▼

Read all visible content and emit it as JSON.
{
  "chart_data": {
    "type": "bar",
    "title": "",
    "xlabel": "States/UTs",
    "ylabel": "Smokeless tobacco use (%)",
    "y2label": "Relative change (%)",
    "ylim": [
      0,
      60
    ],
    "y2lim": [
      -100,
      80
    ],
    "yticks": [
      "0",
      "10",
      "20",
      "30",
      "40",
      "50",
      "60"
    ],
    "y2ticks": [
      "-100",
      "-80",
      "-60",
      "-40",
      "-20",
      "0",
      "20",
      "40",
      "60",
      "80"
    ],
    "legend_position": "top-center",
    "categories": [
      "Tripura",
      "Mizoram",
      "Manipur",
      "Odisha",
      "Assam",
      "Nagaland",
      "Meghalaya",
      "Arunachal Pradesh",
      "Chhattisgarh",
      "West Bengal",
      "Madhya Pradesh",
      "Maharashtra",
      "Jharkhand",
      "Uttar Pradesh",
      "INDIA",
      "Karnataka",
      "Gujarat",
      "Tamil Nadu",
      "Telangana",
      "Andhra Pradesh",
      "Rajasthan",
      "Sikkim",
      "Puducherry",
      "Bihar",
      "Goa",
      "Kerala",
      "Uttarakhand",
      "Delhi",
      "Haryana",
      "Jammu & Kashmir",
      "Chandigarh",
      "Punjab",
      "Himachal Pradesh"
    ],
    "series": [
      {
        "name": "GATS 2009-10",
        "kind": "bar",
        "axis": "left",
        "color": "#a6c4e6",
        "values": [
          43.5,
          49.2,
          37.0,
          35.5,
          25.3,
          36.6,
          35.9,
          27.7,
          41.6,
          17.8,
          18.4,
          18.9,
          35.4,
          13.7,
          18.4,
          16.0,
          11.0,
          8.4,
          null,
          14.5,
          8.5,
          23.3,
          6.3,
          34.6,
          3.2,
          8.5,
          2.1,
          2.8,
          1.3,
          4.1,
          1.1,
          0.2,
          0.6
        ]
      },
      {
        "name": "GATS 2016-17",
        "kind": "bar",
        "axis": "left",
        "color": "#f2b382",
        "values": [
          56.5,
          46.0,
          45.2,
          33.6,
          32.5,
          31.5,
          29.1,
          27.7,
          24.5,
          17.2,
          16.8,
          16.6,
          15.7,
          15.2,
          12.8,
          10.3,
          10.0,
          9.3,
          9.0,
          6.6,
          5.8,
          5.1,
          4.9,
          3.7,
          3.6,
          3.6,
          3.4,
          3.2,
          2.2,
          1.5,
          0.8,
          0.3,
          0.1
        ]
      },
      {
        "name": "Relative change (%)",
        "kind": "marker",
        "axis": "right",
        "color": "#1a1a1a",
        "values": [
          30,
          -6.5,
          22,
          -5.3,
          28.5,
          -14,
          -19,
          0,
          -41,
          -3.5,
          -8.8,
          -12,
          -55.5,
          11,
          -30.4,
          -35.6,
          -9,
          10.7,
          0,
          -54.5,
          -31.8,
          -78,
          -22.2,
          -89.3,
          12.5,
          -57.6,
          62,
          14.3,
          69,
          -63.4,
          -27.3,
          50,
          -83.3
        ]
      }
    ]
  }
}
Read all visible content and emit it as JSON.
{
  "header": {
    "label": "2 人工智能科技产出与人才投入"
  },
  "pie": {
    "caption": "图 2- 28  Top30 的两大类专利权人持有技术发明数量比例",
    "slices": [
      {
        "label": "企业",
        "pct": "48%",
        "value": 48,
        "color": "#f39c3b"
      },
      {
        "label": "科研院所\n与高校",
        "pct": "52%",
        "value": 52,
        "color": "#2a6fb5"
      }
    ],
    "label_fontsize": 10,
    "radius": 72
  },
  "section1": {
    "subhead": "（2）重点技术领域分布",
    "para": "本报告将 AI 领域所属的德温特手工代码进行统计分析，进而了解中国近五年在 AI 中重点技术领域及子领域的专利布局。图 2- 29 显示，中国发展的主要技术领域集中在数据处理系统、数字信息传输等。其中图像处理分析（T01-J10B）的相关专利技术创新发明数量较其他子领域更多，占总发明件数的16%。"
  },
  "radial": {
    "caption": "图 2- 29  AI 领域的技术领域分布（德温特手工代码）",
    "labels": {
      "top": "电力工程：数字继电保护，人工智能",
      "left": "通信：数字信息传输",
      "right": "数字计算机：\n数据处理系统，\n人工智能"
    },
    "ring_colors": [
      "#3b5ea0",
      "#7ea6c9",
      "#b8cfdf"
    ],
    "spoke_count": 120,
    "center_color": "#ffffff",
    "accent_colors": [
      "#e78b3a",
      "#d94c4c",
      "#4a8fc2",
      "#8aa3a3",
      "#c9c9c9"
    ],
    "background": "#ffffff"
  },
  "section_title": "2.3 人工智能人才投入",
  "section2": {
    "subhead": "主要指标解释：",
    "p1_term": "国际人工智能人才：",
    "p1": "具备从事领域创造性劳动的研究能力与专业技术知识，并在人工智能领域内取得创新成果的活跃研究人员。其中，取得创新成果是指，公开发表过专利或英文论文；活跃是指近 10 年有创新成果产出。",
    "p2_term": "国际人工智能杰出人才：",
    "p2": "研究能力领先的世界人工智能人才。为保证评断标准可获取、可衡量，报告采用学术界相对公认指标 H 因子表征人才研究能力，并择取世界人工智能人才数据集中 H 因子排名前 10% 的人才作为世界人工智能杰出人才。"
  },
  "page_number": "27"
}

▲

GIVEN TASK
In the material above, find each line that contains the word "caption", and select it.

SOLUTION TO THIS PROBLEM
    "caption": "图 2- 28  Top30 的两大类专利权人持有技术发明数量比例",
    "caption": "图 2- 29  AI 领域的技术领域分布（德温特手工代码）",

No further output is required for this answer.